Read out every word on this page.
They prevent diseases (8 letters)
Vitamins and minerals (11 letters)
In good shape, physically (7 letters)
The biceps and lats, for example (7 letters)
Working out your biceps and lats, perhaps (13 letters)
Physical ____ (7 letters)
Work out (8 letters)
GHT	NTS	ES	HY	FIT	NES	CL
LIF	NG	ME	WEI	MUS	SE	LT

━━━━

**What is asked:**
Transcribe all of the lines in the records precisely.

**Solution to this task:**
Read out every word on this page.
They prevent diseases (8 letters)
Vitamins and minerals (11 letters)
In good shape, physically (7 letters)
The biceps and lats, for example (7 letters)
Working out your biceps and lats, perhaps (13 letters)
Physical ____ (7 letters)
Work out (8 letters)
GHT	NTS	ES	HY	FIT	NES	CL
LIF	NG	ME	WEI	MUS	SE	LT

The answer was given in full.